═══ INPUT DATA

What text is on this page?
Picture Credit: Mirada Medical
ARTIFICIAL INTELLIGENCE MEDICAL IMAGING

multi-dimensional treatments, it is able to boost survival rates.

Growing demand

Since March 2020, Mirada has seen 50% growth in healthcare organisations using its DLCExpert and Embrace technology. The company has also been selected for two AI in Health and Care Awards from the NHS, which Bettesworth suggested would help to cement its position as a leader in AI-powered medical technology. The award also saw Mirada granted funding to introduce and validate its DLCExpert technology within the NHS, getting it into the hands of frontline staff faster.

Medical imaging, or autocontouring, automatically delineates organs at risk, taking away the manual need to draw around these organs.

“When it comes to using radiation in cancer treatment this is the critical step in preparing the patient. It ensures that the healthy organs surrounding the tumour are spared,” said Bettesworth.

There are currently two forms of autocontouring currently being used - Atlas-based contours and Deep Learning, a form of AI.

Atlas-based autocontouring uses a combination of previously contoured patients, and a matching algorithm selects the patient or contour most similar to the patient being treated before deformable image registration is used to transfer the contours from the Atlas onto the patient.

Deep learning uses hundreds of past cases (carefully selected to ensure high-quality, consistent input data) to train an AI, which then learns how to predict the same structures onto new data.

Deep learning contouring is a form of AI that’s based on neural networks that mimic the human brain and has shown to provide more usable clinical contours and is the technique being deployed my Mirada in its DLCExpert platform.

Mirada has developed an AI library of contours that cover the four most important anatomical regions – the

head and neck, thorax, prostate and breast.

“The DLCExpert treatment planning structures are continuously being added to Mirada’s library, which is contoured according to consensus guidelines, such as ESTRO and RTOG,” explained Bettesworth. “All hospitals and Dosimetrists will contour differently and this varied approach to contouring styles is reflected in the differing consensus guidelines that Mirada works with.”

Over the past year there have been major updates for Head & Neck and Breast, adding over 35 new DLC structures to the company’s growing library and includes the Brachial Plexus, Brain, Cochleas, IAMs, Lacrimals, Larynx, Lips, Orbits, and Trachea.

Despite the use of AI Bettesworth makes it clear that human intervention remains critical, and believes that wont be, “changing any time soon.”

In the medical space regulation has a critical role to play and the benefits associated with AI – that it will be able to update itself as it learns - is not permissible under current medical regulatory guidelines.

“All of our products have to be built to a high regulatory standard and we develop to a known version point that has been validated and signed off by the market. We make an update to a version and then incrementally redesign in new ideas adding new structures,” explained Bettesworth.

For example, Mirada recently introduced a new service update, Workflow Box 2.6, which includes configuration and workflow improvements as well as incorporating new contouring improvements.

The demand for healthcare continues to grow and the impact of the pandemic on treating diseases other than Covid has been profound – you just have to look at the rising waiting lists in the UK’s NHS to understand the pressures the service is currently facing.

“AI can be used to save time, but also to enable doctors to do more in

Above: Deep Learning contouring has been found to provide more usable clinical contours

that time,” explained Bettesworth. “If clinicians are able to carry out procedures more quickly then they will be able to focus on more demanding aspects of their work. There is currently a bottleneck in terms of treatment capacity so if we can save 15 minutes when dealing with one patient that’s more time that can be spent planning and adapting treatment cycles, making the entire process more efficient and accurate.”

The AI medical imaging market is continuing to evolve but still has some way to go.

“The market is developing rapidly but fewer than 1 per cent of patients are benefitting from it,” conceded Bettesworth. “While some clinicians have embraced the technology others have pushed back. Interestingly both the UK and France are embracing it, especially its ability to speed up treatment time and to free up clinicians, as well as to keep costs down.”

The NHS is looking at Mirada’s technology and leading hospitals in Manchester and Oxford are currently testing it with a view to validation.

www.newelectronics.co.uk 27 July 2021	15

══════
═══ INPUT DATA

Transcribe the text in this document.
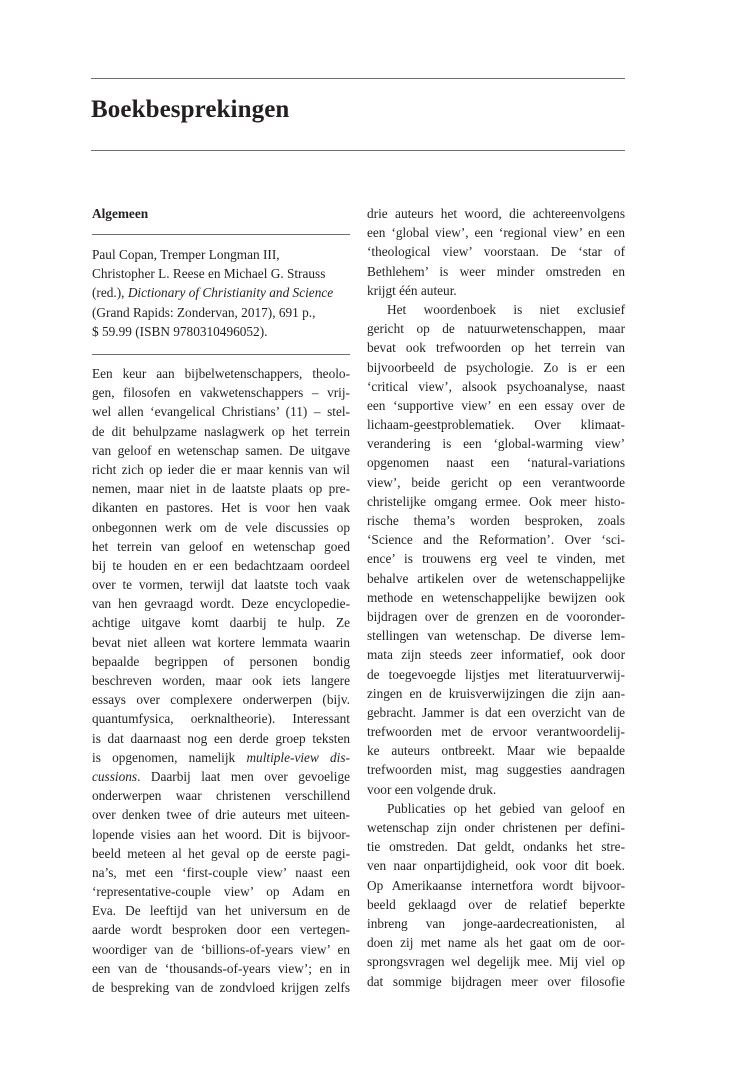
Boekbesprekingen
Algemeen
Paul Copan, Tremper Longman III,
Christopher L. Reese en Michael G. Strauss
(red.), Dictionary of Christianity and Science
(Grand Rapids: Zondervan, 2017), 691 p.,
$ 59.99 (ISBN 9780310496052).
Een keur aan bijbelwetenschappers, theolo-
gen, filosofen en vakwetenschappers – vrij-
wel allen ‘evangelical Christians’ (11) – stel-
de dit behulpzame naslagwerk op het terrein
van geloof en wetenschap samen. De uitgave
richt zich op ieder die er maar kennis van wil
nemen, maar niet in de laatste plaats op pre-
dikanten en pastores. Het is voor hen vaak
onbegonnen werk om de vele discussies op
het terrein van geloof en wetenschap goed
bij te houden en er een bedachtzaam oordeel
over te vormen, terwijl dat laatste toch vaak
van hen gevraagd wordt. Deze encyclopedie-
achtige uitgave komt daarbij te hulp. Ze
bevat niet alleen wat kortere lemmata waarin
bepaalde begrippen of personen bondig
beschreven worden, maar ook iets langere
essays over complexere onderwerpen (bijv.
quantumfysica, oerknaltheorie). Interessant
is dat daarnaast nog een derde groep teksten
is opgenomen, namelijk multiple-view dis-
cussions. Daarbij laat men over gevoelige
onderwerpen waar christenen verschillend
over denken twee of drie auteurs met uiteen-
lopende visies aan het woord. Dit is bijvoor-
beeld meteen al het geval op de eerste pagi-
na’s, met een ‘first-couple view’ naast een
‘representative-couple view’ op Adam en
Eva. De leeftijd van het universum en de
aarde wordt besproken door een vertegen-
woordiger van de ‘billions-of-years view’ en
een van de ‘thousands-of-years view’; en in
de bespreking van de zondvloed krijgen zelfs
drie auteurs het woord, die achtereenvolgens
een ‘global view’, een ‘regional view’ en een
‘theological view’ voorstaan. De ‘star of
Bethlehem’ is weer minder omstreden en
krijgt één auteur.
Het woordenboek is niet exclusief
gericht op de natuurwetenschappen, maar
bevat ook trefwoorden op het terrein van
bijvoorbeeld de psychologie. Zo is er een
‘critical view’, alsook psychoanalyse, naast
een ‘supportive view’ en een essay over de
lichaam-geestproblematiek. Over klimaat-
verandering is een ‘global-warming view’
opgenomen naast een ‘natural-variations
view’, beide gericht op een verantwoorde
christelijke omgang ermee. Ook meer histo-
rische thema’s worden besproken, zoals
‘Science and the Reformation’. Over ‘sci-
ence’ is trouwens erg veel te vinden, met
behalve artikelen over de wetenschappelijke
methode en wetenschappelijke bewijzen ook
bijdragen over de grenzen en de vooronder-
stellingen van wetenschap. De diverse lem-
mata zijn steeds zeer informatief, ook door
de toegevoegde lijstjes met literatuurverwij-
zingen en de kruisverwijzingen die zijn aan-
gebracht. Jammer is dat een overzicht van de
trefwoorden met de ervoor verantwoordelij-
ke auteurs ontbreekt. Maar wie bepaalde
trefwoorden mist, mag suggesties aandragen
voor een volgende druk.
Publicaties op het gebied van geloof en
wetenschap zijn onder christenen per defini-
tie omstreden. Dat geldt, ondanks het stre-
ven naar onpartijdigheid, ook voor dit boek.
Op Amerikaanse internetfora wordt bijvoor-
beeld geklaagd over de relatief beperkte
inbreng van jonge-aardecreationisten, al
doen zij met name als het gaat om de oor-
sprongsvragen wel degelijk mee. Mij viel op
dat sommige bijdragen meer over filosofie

══════

REQUIREMENT: Only a number is expected here: the tally of lines above that contain "using". Please write nothing more.

EXERCISE RESPONSE: 2